Work instructions:
Give the data below again, word for word.

Dataset records:
***
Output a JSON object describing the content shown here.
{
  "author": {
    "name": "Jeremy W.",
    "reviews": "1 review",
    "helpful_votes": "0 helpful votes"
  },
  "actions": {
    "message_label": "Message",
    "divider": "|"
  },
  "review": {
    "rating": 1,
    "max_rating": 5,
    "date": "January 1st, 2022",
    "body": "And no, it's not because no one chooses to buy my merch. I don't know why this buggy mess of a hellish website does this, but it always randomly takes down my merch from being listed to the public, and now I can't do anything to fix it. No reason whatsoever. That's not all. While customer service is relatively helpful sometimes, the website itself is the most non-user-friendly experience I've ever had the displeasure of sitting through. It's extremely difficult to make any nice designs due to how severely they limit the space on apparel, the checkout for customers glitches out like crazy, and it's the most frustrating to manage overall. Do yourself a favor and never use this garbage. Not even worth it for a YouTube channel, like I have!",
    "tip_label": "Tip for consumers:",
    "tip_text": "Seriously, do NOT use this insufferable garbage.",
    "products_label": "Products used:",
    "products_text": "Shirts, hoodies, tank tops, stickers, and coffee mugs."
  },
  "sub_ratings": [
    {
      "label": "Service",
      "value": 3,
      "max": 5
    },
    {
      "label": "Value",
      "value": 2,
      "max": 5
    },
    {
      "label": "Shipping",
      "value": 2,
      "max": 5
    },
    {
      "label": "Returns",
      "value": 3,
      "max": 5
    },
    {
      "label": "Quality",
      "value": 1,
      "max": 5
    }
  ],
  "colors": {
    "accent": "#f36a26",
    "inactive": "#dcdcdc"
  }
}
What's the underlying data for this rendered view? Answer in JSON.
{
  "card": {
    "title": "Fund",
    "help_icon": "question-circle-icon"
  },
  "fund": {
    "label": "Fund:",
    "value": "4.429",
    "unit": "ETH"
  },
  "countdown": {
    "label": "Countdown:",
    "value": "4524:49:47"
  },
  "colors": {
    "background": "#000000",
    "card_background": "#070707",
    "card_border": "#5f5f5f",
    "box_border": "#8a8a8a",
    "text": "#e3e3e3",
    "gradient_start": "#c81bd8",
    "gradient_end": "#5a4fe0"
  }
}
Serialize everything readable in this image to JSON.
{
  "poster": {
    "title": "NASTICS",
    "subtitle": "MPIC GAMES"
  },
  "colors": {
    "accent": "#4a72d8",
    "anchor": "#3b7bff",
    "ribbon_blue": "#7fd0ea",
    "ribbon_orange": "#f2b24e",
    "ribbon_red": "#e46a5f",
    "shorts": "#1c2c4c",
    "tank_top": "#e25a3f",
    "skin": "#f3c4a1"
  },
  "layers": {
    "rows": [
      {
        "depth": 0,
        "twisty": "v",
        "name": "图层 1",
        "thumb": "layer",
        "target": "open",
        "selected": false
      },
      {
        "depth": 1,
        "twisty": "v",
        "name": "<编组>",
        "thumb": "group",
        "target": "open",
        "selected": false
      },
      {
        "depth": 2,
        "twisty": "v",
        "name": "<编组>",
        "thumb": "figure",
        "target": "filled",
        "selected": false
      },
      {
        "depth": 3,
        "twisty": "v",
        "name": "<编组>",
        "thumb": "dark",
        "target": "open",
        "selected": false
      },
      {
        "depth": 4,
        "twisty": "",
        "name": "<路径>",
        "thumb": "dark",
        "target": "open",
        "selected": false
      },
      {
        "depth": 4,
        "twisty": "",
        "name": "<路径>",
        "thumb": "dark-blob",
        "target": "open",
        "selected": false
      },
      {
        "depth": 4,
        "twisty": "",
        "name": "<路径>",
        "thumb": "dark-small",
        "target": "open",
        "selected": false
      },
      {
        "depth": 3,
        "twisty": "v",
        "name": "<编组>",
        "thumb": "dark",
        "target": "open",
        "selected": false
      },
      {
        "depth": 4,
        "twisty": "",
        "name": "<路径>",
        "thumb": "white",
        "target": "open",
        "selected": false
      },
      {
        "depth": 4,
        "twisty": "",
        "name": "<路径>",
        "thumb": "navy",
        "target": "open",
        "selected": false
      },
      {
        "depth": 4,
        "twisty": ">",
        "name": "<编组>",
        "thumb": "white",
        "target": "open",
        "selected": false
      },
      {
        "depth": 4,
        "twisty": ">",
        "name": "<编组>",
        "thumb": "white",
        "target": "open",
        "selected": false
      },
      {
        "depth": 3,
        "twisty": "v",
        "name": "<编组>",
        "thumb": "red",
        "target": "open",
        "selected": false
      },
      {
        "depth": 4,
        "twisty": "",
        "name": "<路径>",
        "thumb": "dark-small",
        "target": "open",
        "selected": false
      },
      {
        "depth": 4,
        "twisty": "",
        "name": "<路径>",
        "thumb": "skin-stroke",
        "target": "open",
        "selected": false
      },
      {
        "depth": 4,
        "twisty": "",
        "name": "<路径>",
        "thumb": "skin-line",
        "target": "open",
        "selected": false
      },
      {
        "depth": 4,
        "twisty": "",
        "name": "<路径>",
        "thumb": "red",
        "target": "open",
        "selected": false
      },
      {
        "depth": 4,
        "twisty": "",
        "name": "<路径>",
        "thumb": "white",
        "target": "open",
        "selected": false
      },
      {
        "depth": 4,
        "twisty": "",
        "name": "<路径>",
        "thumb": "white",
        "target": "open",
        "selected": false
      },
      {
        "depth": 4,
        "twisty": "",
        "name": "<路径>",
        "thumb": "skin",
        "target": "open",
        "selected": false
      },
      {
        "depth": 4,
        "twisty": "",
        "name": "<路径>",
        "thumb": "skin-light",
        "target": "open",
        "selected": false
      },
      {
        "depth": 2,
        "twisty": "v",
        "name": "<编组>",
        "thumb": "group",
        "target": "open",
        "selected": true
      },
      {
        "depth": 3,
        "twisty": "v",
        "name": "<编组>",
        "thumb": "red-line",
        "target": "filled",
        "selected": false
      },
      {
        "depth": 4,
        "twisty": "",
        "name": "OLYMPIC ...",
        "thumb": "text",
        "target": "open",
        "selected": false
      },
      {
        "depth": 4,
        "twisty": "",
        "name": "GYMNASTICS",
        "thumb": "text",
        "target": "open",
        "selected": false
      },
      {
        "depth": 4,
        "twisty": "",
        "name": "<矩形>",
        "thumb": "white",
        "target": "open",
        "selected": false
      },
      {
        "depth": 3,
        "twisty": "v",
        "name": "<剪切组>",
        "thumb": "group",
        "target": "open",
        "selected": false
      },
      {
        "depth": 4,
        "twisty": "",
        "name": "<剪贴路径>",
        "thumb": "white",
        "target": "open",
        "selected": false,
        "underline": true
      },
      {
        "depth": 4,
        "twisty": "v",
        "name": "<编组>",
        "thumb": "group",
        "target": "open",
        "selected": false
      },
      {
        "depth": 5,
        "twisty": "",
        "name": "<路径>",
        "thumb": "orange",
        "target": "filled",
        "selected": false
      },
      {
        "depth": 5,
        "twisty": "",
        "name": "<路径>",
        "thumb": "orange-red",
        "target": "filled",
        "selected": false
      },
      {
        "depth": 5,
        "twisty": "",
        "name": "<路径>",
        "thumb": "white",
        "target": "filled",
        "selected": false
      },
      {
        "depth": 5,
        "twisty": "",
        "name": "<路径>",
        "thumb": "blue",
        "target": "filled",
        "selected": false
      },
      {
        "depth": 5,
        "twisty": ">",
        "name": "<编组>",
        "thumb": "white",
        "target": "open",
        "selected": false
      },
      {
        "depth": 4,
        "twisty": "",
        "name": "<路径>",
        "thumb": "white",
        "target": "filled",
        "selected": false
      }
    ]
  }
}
***
Exercise solution:
Output a JSON object describing the content shown here.
{
  "author": {
    "name": "Jeremy W.",
    "reviews": "1 review",
    "helpful_votes": "0 helpful votes"
  },
  "actions": {
    "message_label": "Message",
    "divider": "|"
  },
  "review": {
    "rating": 1,
    "max_rating": 5,
    "date": "January 1st, 2022",
    "body": "And no, it's not because no one chooses to buy my merch. I don't know why this buggy mess of a hellish website does this, but it always randomly takes down my merch from being listed to the public, and now I can't do anything to fix it. No reason whatsoever. That's not all. While customer service is relatively helpful sometimes, the website itself is the most non-user-friendly experience I've ever had the displeasure of sitting through. It's extremely difficult to make any nice designs due to how severely they limit the space on apparel, the checkout for customers glitches out like crazy, and it's the most frustrating to manage overall. Do yourself a favor and never use this garbage. Not even worth it for a YouTube channel, like I have!",
    "tip_label": "Tip for consumers:",
    "tip_text": "Seriously, do NOT use this insufferable garbage.",
    "products_label": "Products used:",
    "products_text": "Shirts, hoodies, tank tops, stickers, and coffee mugs."
  },
  "sub_ratings": [
    {
      "label": "Service",
      "value": 3,
      "max": 5
    },
    {
      "label": "Value",
      "value": 2,
      "max": 5
    },
    {
      "label": "Shipping",
      "value": 2,
      "max": 5
    },
    {
      "label": "Returns",
      "value": 3,
      "max": 5
    },
    {
      "label": "Quality",
      "value": 1,
      "max": 5
    }
  ],
  "colors": {
    "accent": "#f36a26",
    "inactive": "#dcdcdc"
  }
}
What's the underlying data for this rendered view? Answer in JSON.
{
  "card": {
    "title": "Fund",
    "help_icon": "question-circle-icon"
  },
  "fund": {
    "label": "Fund:",
    "value": "4.429",
    "unit": "ETH"
  },
  "countdown": {
    "label": "Countdown:",
    "value": "4524:49:47"
  },
  "colors": {
    "background": "#000000",
    "card_background": "#070707",
    "card_border": "#5f5f5f",
    "box_border": "#8a8a8a",
    "text": "#e3e3e3",
    "gradient_start": "#c81bd8",
    "gradient_end": "#5a4fe0"
  }
}
Serialize everything readable in this image to JSON.
{
  "poster": {
    "title": "NASTICS",
    "subtitle": "MPIC GAMES"
  },
  "colors": {
    "accent": "#4a72d8",
    "anchor": "#3b7bff",
    "ribbon_blue": "#7fd0ea",
    "ribbon_orange": "#f2b24e",
    "ribbon_red": "#e46a5f",
    "shorts": "#1c2c4c",
    "tank_top": "#e25a3f",
    "skin": "#f3c4a1"
  },
  "layers": {
    "rows": [
      {
        "depth": 0,
        "twisty": "v",
        "name": "图层 1",
        "thumb": "layer",
        "target": "open",
        "selected": false
      },
      {
        "depth": 1,
        "twisty": "v",
        "name": "<编组>",
        "thumb": "group",
        "target": "open",
        "selected": false
      },
      {
        "depth": 2,
        "twisty": "v",
        "name": "<编组>",
        "thumb": "figure",
        "target": "filled",
        "selected": false
      },
      {
        "depth": 3,
        "twisty": "v",
        "name": "<编组>",
        "thumb": "dark",
        "target": "open",
        "selected": false
      },
      {
        "depth": 4,
        "twisty": "",
        "name": "<路径>",
        "thumb": "dark",
        "target": "open",
        "selected": false
      },
      {
        "depth": 4,
        "twisty": "",
        "name": "<路径>",
        "thumb": "dark-blob",
        "target": "open",
        "selected": false
      },
      {
        "depth": 4,
        "twisty": "",
        "name": "<路径>",
        "thumb": "dark-small",
        "target": "open",
        "selected": false
      },
      {
        "depth": 3,
        "twisty": "v",
        "name": "<编组>",
        "thumb": "dark",
        "target": "open",
        "selected": false
      },
      {
        "depth": 4,
        "twisty": "",
        "name": "<路径>",
        "thumb": "white",
        "target": "open",
        "selected": false
      },
      {
        "depth": 4,
        "twisty": "",
        "name": "<路径>",
        "thumb": "navy",
        "target": "open",
        "selected": false
      },
      {
        "depth": 4,
        "twisty": ">",
        "name": "<编组>",
        "thumb": "white",
        "target": "open",
        "selected": false
      },
      {
        "depth": 4,
        "twisty": ">",
        "name": "<编组>",
        "thumb": "white",
        "target": "open",
        "selected": false
      },
      {
        "depth": 3,
        "twisty": "v",
        "name": "<编组>",
        "thumb": "red",
        "target": "open",
        "selected": false
      },
      {
        "depth": 4,
        "twisty": "",
        "name": "<路径>",
        "thumb": "dark-small",
        "target": "open",
        "selected": false
      },
      {
        "depth": 4,
        "twisty": "",
        "name": "<路径>",
        "thumb": "skin-stroke",
        "target": "open",
        "selected": false
      },
      {
        "depth": 4,
        "twisty": "",
        "name": "<路径>",
        "thumb": "skin-line",
        "target": "open",
        "selected": false
      },
      {
        "depth": 4,
        "twisty": "",
        "name": "<路径>",
        "thumb": "red",
        "target": "open",
        "selected": false
      },
      {
        "depth": 4,
        "twisty": "",
        "name": "<路径>",
        "thumb": "white",
        "target": "open",
        "selected": false
      },
      {
        "depth": 4,
        "twisty": "",
        "name": "<路径>",
        "thumb": "white",
        "target": "open",
        "selected": false
      },
      {
        "depth": 4,
        "twisty": "",
        "name": "<路径>",
        "thumb": "skin",
        "target": "open",
        "selected": false
      },
      {
        "depth": 4,
        "twisty": "",
        "name": "<路径>",
        "thumb": "skin-light",
        "target": "open",
        "selected": false
      },
      {
        "depth": 2,
        "twisty": "v",
        "name": "<编组>",
        "thumb": "group",
        "target": "open",
        "selected": true
      },
      {
        "depth": 3,
        "twisty": "v",
        "name": "<编组>",
        "thumb": "red-line",
        "target": "filled",
        "selected": false
      },
      {
        "depth": 4,
        "twisty": "",
        "name": "OLYMPIC ...",
        "thumb": "text",
        "target": "open",
        "selected": false
      },
      {
        "depth": 4,
        "twisty": "",
        "name": "GYMNASTICS",
        "thumb": "text",
        "target": "open",
        "selected": false
      },
      {
        "depth": 4,
        "twisty": "",
        "name": "<矩形>",
        "thumb": "white",
        "target": "open",
        "selected": false
      },
      {
        "depth": 3,
        "twisty": "v",
        "name": "<剪切组>",
        "thumb": "group",
        "target": "open",
        "selected": false
      },
      {
        "depth": 4,
        "twisty": "",
        "name": "<剪贴路径>",
        "thumb": "white",
        "target": "open",
        "selected": false,
        "underline": true
      },
      {
        "depth": 4,
        "twisty": "v",
        "name": "<编组>",
        "thumb": "group",
        "target": "open",
        "selected": false
      },
      {
        "depth": 5,
        "twisty": "",
        "name": "<路径>",
        "thumb": "orange",
        "target": "filled",
        "selected": false
      },
      {
        "depth": 5,
        "twisty": "",
        "name": "<路径>",
        "thumb": "orange-red",
        "target": "filled",
        "selected": false
      },
      {
        "depth": 5,
        "twisty": "",
        "name": "<路径>",
        "thumb": "white",
        "target": "filled",
        "selected": false
      },
      {
        "depth": 5,
        "twisty": "",
        "name": "<路径>",
        "thumb": "blue",
        "target": "filled",
        "selected": false
      },
      {
        "depth": 5,
        "twisty": ">",
        "name": "<编组>",
        "thumb": "white",
        "target": "open",
        "selected": false
      },
      {
        "depth": 4,
        "twisty": "",
        "name": "<路径>",
        "thumb": "white",
        "target": "filled",
        "selected": false
      }
    ]
  }
}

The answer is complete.